"""

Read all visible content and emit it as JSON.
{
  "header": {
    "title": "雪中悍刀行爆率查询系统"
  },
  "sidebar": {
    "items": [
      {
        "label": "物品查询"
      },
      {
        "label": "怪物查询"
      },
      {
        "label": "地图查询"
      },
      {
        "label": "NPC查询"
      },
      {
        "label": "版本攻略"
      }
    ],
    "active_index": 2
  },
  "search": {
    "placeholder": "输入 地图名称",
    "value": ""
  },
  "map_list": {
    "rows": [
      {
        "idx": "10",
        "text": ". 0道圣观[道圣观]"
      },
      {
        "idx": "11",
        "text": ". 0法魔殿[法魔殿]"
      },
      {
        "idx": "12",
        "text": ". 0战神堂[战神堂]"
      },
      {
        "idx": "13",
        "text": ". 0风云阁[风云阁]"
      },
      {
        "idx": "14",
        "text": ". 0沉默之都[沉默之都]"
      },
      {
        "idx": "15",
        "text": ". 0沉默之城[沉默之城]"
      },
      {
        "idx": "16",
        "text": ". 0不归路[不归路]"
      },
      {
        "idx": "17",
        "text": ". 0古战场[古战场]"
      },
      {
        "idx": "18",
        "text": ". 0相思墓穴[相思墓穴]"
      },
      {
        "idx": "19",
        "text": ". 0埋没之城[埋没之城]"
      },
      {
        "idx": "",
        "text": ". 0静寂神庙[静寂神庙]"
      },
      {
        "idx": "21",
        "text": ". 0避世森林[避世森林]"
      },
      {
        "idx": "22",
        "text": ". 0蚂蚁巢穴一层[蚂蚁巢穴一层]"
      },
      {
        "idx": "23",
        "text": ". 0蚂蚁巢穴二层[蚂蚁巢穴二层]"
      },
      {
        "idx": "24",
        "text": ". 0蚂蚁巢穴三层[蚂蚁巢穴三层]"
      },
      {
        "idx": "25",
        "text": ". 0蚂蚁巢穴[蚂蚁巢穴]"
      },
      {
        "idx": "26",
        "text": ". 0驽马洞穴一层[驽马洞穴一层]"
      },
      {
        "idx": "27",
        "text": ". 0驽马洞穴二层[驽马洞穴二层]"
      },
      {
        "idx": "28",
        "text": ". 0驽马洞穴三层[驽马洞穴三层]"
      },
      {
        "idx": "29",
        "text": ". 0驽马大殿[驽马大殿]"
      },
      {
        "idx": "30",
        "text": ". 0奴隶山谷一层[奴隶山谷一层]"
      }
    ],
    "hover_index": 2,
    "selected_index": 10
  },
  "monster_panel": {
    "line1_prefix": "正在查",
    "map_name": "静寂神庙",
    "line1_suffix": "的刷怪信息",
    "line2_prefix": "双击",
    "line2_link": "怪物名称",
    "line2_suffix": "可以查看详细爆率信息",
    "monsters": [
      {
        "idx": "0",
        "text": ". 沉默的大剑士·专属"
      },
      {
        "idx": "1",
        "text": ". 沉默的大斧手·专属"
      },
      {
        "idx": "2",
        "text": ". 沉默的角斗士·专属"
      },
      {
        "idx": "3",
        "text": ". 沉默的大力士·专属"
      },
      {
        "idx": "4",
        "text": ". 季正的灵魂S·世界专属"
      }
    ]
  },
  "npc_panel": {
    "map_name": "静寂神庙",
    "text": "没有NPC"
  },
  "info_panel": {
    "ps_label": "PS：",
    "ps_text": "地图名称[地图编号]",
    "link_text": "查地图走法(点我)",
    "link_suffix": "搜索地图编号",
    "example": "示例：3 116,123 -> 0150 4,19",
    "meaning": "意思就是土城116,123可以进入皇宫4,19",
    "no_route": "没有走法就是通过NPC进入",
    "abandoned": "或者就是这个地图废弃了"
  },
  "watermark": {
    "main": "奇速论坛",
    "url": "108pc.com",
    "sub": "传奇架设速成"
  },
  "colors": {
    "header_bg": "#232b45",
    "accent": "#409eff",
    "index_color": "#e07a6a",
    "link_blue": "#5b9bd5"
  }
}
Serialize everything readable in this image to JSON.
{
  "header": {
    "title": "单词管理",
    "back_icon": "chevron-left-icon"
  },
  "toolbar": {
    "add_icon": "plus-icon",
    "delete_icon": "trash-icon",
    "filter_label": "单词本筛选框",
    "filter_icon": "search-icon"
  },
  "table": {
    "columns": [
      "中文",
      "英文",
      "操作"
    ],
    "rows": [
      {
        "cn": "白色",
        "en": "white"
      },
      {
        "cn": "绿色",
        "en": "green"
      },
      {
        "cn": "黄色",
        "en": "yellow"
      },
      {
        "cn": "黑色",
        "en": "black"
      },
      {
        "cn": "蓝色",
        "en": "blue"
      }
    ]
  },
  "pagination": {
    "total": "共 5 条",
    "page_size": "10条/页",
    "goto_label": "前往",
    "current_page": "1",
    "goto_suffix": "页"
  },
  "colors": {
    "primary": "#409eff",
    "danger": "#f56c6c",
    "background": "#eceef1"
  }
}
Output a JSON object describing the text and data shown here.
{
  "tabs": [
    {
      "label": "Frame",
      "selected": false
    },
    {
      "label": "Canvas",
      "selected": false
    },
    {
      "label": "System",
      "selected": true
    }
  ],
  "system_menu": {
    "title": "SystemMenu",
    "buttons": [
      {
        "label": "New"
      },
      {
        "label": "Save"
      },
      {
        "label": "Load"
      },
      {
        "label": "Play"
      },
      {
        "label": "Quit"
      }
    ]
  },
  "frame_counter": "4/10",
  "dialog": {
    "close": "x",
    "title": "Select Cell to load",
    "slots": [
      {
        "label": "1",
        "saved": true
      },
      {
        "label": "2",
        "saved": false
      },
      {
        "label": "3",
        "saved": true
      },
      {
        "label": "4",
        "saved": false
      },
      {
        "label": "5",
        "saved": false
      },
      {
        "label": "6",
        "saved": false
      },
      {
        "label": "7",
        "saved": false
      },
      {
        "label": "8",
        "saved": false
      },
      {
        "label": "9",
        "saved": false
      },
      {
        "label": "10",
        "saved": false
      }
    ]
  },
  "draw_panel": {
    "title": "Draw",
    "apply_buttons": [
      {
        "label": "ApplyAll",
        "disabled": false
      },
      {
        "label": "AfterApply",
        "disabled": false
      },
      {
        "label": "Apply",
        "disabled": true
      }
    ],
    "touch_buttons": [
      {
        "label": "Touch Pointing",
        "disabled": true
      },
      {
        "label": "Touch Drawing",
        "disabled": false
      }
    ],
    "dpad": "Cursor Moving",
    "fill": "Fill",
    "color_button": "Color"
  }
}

"""

_The task_.
Please output every record, keeping each line exact.

_Complete answer_.
Read all visible content and emit it as JSON.
{
  "header": {
    "title": "雪中悍刀行爆率查询系统"
  },
  "sidebar": {
    "items": [
      {
        "label": "物品查询"
      },
      {
        "label": "怪物查询"
      },
      {
        "label": "地图查询"
      },
      {
        "label": "NPC查询"
      },
      {
        "label": "版本攻略"
      }
    ],
    "active_index": 2
  },
  "search": {
    "placeholder": "输入 地图名称",
    "value": ""
  },
  "map_list": {
    "rows": [
      {
        "idx": "10",
        "text": ". 0道圣观[道圣观]"
      },
      {
        "idx": "11",
        "text": ". 0法魔殿[法魔殿]"
      },
      {
        "idx": "12",
        "text": ". 0战神堂[战神堂]"
      },
      {
        "idx": "13",
        "text": ". 0风云阁[风云阁]"
      },
      {
        "idx": "14",
        "text": ". 0沉默之都[沉默之都]"
      },
      {
        "idx": "15",
        "text": ". 0沉默之城[沉默之城]"
      },
      {
        "idx": "16",
        "text": ". 0不归路[不归路]"
      },
      {
        "idx": "17",
        "text": ". 0古战场[古战场]"
      },
      {
        "idx": "18",
        "text": ". 0相思墓穴[相思墓穴]"
      },
      {
        "idx": "19",
        "text": ". 0埋没之城[埋没之城]"
      },
      {
        "idx": "",
        "text": ". 0静寂神庙[静寂神庙]"
      },
      {
        "idx": "21",
        "text": ". 0避世森林[避世森林]"
      },
      {
        "idx": "22",
        "text": ". 0蚂蚁巢穴一层[蚂蚁巢穴一层]"
      },
      {
        "idx": "23",
        "text": ". 0蚂蚁巢穴二层[蚂蚁巢穴二层]"
      },
      {
        "idx": "24",
        "text": ". 0蚂蚁巢穴三层[蚂蚁巢穴三层]"
      },
      {
        "idx": "25",
        "text": ". 0蚂蚁巢穴[蚂蚁巢穴]"
      },
      {
        "idx": "26",
        "text": ". 0驽马洞穴一层[驽马洞穴一层]"
      },
      {
        "idx": "27",
        "text": ". 0驽马洞穴二层[驽马洞穴二层]"
      },
      {
        "idx": "28",
        "text": ". 0驽马洞穴三层[驽马洞穴三层]"
      },
      {
        "idx": "29",
        "text": ". 0驽马大殿[驽马大殿]"
      },
      {
        "idx": "30",
        "text": ". 0奴隶山谷一层[奴隶山谷一层]"
      }
    ],
    "hover_index": 2,
    "selected_index": 10
  },
  "monster_panel": {
    "line1_prefix": "正在查",
    "map_name": "静寂神庙",
    "line1_suffix": "的刷怪信息",
    "line2_prefix": "双击",
    "line2_link": "怪物名称",
    "line2_suffix": "可以查看详细爆率信息",
    "monsters": [
      {
        "idx": "0",
        "text": ". 沉默的大剑士·专属"
      },
      {
        "idx": "1",
        "text": ". 沉默的大斧手·专属"
      },
      {
        "idx": "2",
        "text": ". 沉默的角斗士·专属"
      },
      {
        "idx": "3",
        "text": ". 沉默的大力士·专属"
      },
      {
        "idx": "4",
        "text": ". 季正的灵魂S·世界专属"
      }
    ]
  },
  "npc_panel": {
    "map_name": "静寂神庙",
    "text": "没有NPC"
  },
  "info_panel": {
    "ps_label": "PS：",
    "ps_text": "地图名称[地图编号]",
    "link_text": "查地图走法(点我)",
    "link_suffix": "搜索地图编号",
    "example": "示例：3 116,123 -> 0150 4,19",
    "meaning": "意思就是土城116,123可以进入皇宫4,19",
    "no_route": "没有走法就是通过NPC进入",
    "abandoned": "或者就是这个地图废弃了"
  },
  "watermark": {
    "main": "奇速论坛",
    "url": "108pc.com",
    "sub": "传奇架设速成"
  },
  "colors": {
    "header_bg": "#232b45",
    "accent": "#409eff",
    "index_color": "#e07a6a",
    "link_blue": "#5b9bd5"
  }
}
Serialize everything readable in this image to JSON.
{
  "header": {
    "title": "单词管理",
    "back_icon": "chevron-left-icon"
  },
  "toolbar": {
    "add_icon": "plus-icon",
    "delete_icon": "trash-icon",
    "filter_label": "单词本筛选框",
    "filter_icon": "search-icon"
  },
  "table": {
    "columns": [
      "中文",
      "英文",
      "操作"
    ],
    "rows": [
      {
        "cn": "白色",
        "en": "white"
      },
      {
        "cn": "绿色",
        "en": "green"
      },
      {
        "cn": "黄色",
        "en": "yellow"
      },
      {
        "cn": "黑色",
        "en": "black"
      },
      {
        "cn": "蓝色",
        "en": "blue"
      }
    ]
  },
  "pagination": {
    "total": "共 5 条",
    "page_size": "10条/页",
    "goto_label": "前往",
    "current_page": "1",
    "goto_suffix": "页"
  },
  "colors": {
    "primary": "#409eff",
    "danger": "#f56c6c",
    "background": "#eceef1"
  }
}
Output a JSON object describing the text and data shown here.
{
  "tabs": [
    {
      "label": "Frame",
      "selected": false
    },
    {
      "label": "Canvas",
      "selected": false
    },
    {
      "label": "System",
      "selected": true
    }
  ],
  "system_menu": {
    "title": "SystemMenu",
    "buttons": [
      {
        "label": "New"
      },
      {
        "label": "Save"
      },
      {
        "label": "Load"
      },
      {
        "label": "Play"
      },
      {
        "label": "Quit"
      }
    ]
  },
  "frame_counter": "4/10",
  "dialog": {
    "close": "x",
    "title": "Select Cell to load",
    "slots": [
      {
        "label": "1",
        "saved": true
      },
      {
        "label": "2",
        "saved": false
      },
      {
        "label": "3",
        "saved": true
      },
      {
        "label": "4",
        "saved": false
      },
      {
        "label": "5",
        "saved": false
      },
      {
        "label": "6",
        "saved": false
      },
      {
        "label": "7",
        "saved": false
      },
      {
        "label": "8",
        "saved": false
      },
      {
        "label": "9",
        "saved": false
      },
      {
        "label": "10",
        "saved": false
      }
    ]
  },
  "draw_panel": {
    "title": "Draw",
    "apply_buttons": [
      {
        "label": "ApplyAll",
        "disabled": false
      },
      {
        "label": "AfterApply",
        "disabled": false
      },
      {
        "label": "Apply",
        "disabled": true
      }
    ],
    "touch_buttons": [
      {
        "label": "Touch Pointing",
        "disabled": true
      },
      {
        "label": "Touch Drawing",
        "disabled": false
      }
    ],
    "dpad": "Cursor Moving",
    "fill": "Fill",
    "color_button": "Color"
  }
}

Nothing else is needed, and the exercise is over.